March 2, 2017 @ 12:37 pm
That Margo show was at the Birchmere and was close to selling out. For me, headlining the Birchmere is a good measure in the DC area for being Americana big. My reason for making that comment above was that I thought Lindi deserved that level of success at the very least. My reaction after the show was that of a committed Lindi fan coming to the realization that Margo really is THAT good. I hear you about the chances she got once she signed with Jack White’s Third Man Records (e.g., Colbert spot before MWFD came out, then the SNL gig shortly after), but to me, it’s the rare example of someone deserving of a break getting one. Ad it sounds like she spent plenty of time in Nashville’s School of Hard Knocks before the break came.
March 2, 2017 @ 6:36 pm
If anyone had redentment for Margo, it beRs noting that Margo toiled for years in her band Buffalo Clover. They toured like hell and put out several albums. It wasn’t profitable though. As a last ditch effort, she sold her car and wedding ring to record her solo album and a bunch a Nashville’s “finest” record labels passed on her. Jack White had the good sense to sign her. Third Man’s weapons are they have a big fan base, great distriburion in record stores, a great online operation and they can get their acts on TV and live gigs based on their reputation. The only difference between Lindi and Margo’s stories is Margo found an unlikely and very powerful champion in Jack. Had that not happened, she may have needed to return to teaching dance classes to pay rent and “Midwest”would never have been released, which would have been a huge tragedy.
Talent isn’t always enough in this biz unfortunately, as you report on daily.
March 2, 2017 @ 9:42 pm
”Talent isn’t always enough in this biz unfortunately, as you report on daily. ”
Its at least as much happenstance , serendipity and just pure unexpected , un-calculated and often undeserved LUCK !
March 2, 2017 @ 10:49 pm
Listen to the Price inteview on WTF. Drugs and hard times. She paid her dues. Not sure why she suddenly gor the break but Lindi didn’t she is amazing. Frankly her and Tami are the best new to me acts in country right now.
Yeah music row is ass backwards. But I also blame music listeners for their lack of musical curiosity. The majority of music listeners today seem lazy and complacent especially when you get to the under 30 club. I mean I found this site because I swore there has to be somebody still making god goddam country music and googled best country albums of 2014 and this site came up.
To paraphrase from the great book on popular music, “Love for Sale” music becomes a chart hit because it is popular and gets popular by being on the charts. It is a weird circular battle on Billboard that was better explained in the book.
March 3, 2017 @ 10:51 am
Nobody’s saying that Margo Price didn’t pay dues. And it’s in the eye of the beholder if Margo or Lindi paid more dues, and whose music is “better,” and probably insulting to both artists to compare the two side by side. Most every single artist, especially in the independent realm, has a sob story behind their music. That’s just the way it is. And it doesn’t make any of them more special or deserving than others. My issue is with the idea that somehow Margo deserved it more. Like someone said above, at least Margo finally got the attention. But I would have rather seen a raising tide raising all boats. Margo gets to tell her story on the WTF podcast. Lindi never did. That’s how certain artists continue to rise, while others struggle in obscurity.

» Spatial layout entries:
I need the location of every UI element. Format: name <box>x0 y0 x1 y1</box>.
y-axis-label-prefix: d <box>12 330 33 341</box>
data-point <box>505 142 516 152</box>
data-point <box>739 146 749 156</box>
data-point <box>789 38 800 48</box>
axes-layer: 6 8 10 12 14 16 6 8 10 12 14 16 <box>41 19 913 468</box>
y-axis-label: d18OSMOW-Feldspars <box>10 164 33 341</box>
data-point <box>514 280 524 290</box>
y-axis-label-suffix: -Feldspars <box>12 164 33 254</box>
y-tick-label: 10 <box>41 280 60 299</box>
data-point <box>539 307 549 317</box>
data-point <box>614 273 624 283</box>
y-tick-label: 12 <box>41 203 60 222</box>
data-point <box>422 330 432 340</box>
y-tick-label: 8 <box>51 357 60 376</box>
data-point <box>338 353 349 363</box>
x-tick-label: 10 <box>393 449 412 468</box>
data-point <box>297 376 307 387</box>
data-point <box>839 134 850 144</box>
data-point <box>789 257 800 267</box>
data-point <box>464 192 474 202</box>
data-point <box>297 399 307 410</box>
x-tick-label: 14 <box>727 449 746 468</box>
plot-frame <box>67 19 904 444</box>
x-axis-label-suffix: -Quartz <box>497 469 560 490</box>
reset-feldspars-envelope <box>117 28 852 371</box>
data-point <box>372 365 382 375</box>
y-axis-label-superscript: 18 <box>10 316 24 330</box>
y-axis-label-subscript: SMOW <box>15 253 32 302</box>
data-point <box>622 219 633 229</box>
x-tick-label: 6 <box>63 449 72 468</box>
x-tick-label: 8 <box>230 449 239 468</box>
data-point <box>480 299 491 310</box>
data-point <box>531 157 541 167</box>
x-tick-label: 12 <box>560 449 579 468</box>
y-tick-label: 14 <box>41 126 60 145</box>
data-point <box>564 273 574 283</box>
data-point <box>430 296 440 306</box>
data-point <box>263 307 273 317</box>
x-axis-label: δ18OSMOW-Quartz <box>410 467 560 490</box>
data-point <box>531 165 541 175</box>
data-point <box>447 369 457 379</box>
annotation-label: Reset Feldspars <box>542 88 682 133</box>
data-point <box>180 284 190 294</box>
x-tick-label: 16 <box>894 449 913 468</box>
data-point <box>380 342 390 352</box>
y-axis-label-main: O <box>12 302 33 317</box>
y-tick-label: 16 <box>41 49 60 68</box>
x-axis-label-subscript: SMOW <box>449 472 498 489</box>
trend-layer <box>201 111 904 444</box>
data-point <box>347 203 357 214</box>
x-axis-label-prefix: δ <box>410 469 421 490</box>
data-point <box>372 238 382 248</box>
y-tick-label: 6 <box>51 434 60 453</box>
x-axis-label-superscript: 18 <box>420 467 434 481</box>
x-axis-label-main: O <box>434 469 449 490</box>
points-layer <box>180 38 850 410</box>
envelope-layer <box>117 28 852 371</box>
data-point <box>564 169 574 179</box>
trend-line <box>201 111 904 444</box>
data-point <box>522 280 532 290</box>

» What is asked:
(1) Answer these from the comment thread about Margo and Lindi:
(a) In which band did Margo toil for years before her solo album?
(b) Whose record label signed Margo, and what is it called?
(c) On which podcast does Margo get to tell her story?
(2) Give everything in the records from the start down through the line containing "reset-feldspars-envelope <box>117 28" as a JSON list of strings, one string per line, leaving out blank lines.

» Results by task:
(1)
(a) Buffalo Clover
(b) Jack White's label, Third Man Records
(c) The WTF podcast

(2)
[
  "I need the location of every UI element. Format: name <box>x0 y0 x1 y1</box>.",
  "y-axis-label-prefix: d <box>12 330 33 341</box>",
  "data-point <box>505 142 516 152</box>",
  "data-point <box>739 146 749 156</box>",
  "data-point <box>789 38 800 48</box>",
  "axes-layer: 6 8 10 12 14 16 6 8 10 12 14 16 <box>41 19 913 468</box>",
  "y-axis-label: d18OSMOW-Feldspars <box>10 164 33 341</box>",
  "data-point <box>514 280 524 290</box>",
  "y-axis-label-suffix: -Feldspars <box>12 164 33 254</box>",
  "y-tick-label: 10 <box>41 280 60 299</box>",
  "data-point <box>539 307 549 317</box>",
  "data-point <box>614 273 624 283</box>",
  "y-tick-label: 12 <box>41 203 60 222</box>",
  "data-point <box>422 330 432 340</box>",
  "y-tick-label: 8 <box>51 357 60 376</box>",
  "data-point <box>338 353 349 363</box>",
  "x-tick-label: 10 <box>393 449 412 468</box>",
  "data-point <box>297 376 307 387</box>",
  "data-point <box>839 134 850 144</box>",
  "data-point <box>789 257 800 267</box>",
  "data-point <box>464 192 474 202</box>",
  "data-point <box>297 399 307 410</box>",
  "x-tick-label: 14 <box>727 449 746 468</box>",
  "plot-frame <box>67 19 904 444</box>",
  "x-axis-label-suffix: -Quartz <box>497 469 560 490</box>",
  "reset-feldspars-envelope <box>117 28 852 371</box>"
]